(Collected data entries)
============

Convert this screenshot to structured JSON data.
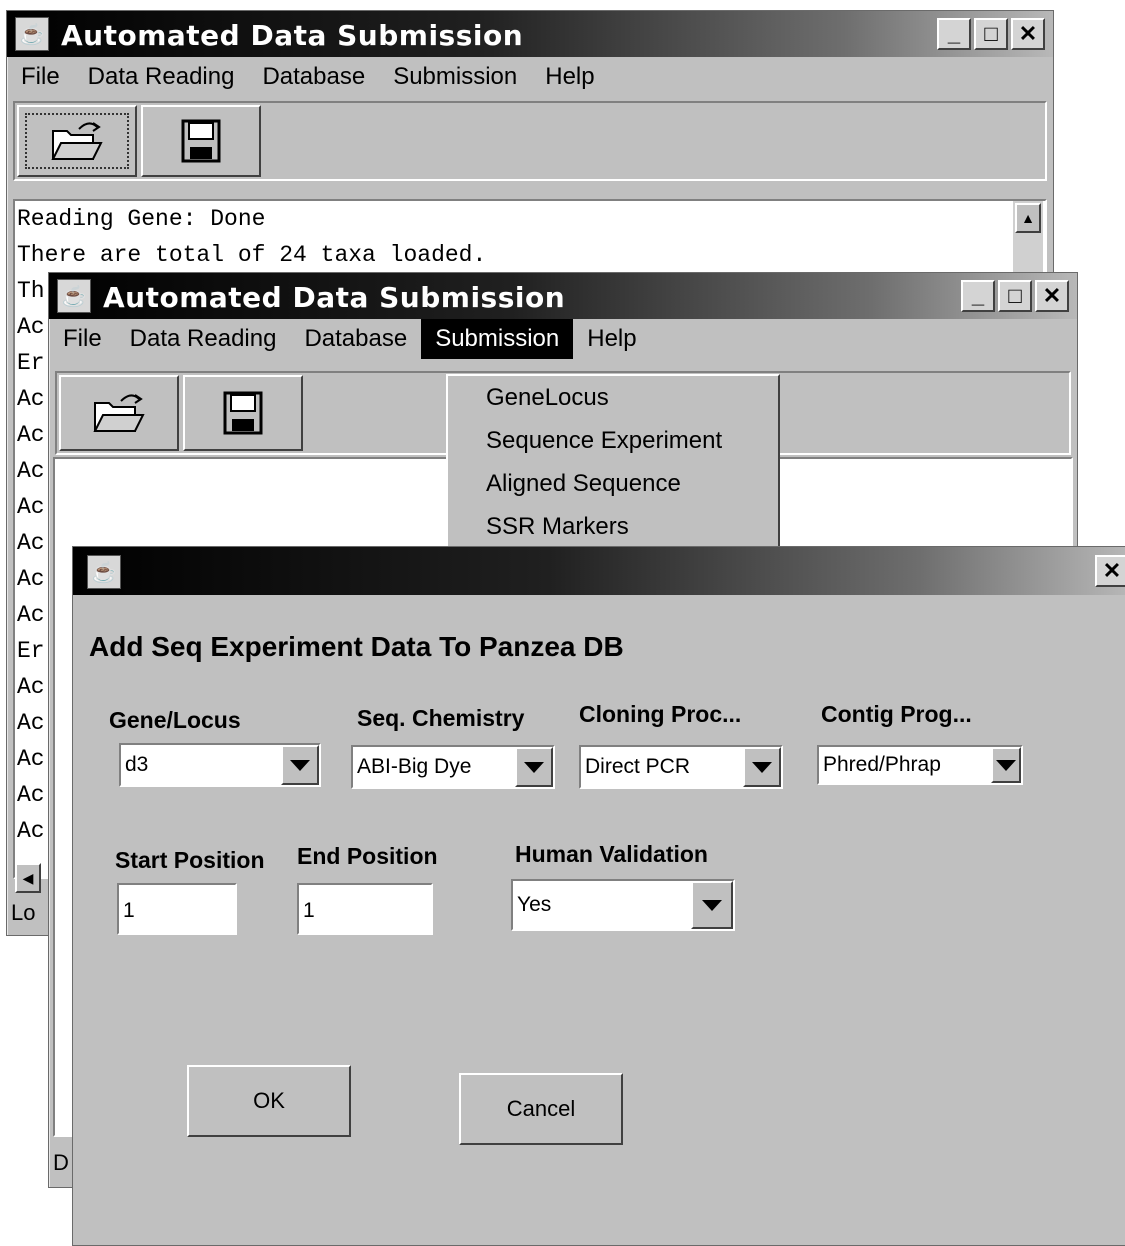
{
  "back_window": {
    "title": "Automated Data Submission",
    "menu": [
      "File",
      "Data Reading",
      "Database",
      "Submission",
      "Help"
    ],
    "log_lines": [
      "Reading Gene: Done",
      "There are total of 24 taxa loaded.",
      "Th",
      "Ac",
      "Er",
      "Ac",
      "Ac",
      "Ac",
      "Ac",
      "Ac",
      "Ac",
      "Ac",
      "Er",
      "Ac",
      "Ac",
      "Ac",
      "Ac",
      "Ac"
    ],
    "status_text": "Lo"
  },
  "mid_window": {
    "title": "Automated Data Submission",
    "menu": [
      "File",
      "Data Reading",
      "Database",
      "Submission",
      "Help"
    ],
    "active_menu": "Submission",
    "submission_menu_items": [
      "GeneLocus",
      "Sequence Experiment",
      "Aligned Sequence",
      "SSR Markers"
    ],
    "status_text": "D"
  },
  "dialog": {
    "heading": "Add Seq Experiment  Data To Panzea DB",
    "fields": {
      "gene_locus": {
        "label": "Gene/Locus",
        "value": "d3"
      },
      "seq_chemistry": {
        "label": "Seq. Chemistry",
        "value": "ABI-Big Dye"
      },
      "cloning_proc": {
        "label": "Cloning Proc...",
        "value": "Direct PCR"
      },
      "contig_prog": {
        "label": "Contig Prog...",
        "value": "Phred/Phrap"
      },
      "start_position": {
        "label": "Start Position",
        "value": "1"
      },
      "end_position": {
        "label": "End Position",
        "value": "1"
      },
      "human_validation": {
        "label": "Human Validation",
        "value": "Yes"
      }
    },
    "ok_label": "OK",
    "cancel_label": "Cancel"
  },
  "icons": {
    "app": "coffee-cup-icon",
    "open": "open-folder-icon",
    "save": "floppy-disk-icon",
    "minimize": "minimize-icon",
    "maximize": "maximize-icon",
    "close": "close-icon"
  }
}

============

▶ Written request
Every entry above needs to be retyped exactly; drop the pictures.

▶ Task result
Convert this screenshot to structured JSON data.
{
  "back_window": {
    "title": "Automated Data Submission",
    "menu": [
      "File",
      "Data Reading",
      "Database",
      "Submission",
      "Help"
    ],
    "log_lines": [
      "Reading Gene: Done",
      "There are total of 24 taxa loaded.",
      "Th",
      "Ac",
      "Er",
      "Ac",
      "Ac",
      "Ac",
      "Ac",
      "Ac",
      "Ac",
      "Ac",
      "Er",
      "Ac",
      "Ac",
      "Ac",
      "Ac",
      "Ac"
    ],
    "status_text": "Lo"
  },
  "mid_window": {
    "title": "Automated Data Submission",
    "menu": [
      "File",
      "Data Reading",
      "Database",
      "Submission",
      "Help"
    ],
    "active_menu": "Submission",
    "submission_menu_items": [
      "GeneLocus",
      "Sequence Experiment",
      "Aligned Sequence",
      "SSR Markers"
    ],
    "status_text": "D"
  },
  "dialog": {
    "heading": "Add Seq Experiment  Data To Panzea DB",
    "fields": {
      "gene_locus": {
        "label": "Gene/Locus",
        "value": "d3"
      },
      "seq_chemistry": {
        "label": "Seq. Chemistry",
        "value": "ABI-Big Dye"
      },
      "cloning_proc": {
        "label": "Cloning Proc...",
        "value": "Direct PCR"
      },
      "contig_prog": {
        "label": "Contig Prog...",
        "value": "Phred/Phrap"
      },
      "start_position": {
        "label": "Start Position",
        "value": "1"
      },
      "end_position": {
        "label": "End Position",
        "value": "1"
      },
      "human_validation": {
        "label": "Human Validation",
        "value": "Yes"
      }
    },
    "ok_label": "OK",
    "cancel_label": "Cancel"
  },
  "icons": {
    "app": "coffee-cup-icon",
    "open": "open-folder-icon",
    "save": "floppy-disk-icon",
    "minimize": "minimize-icon",
    "maximize": "maximize-icon",
    "close": "close-icon"
  }
}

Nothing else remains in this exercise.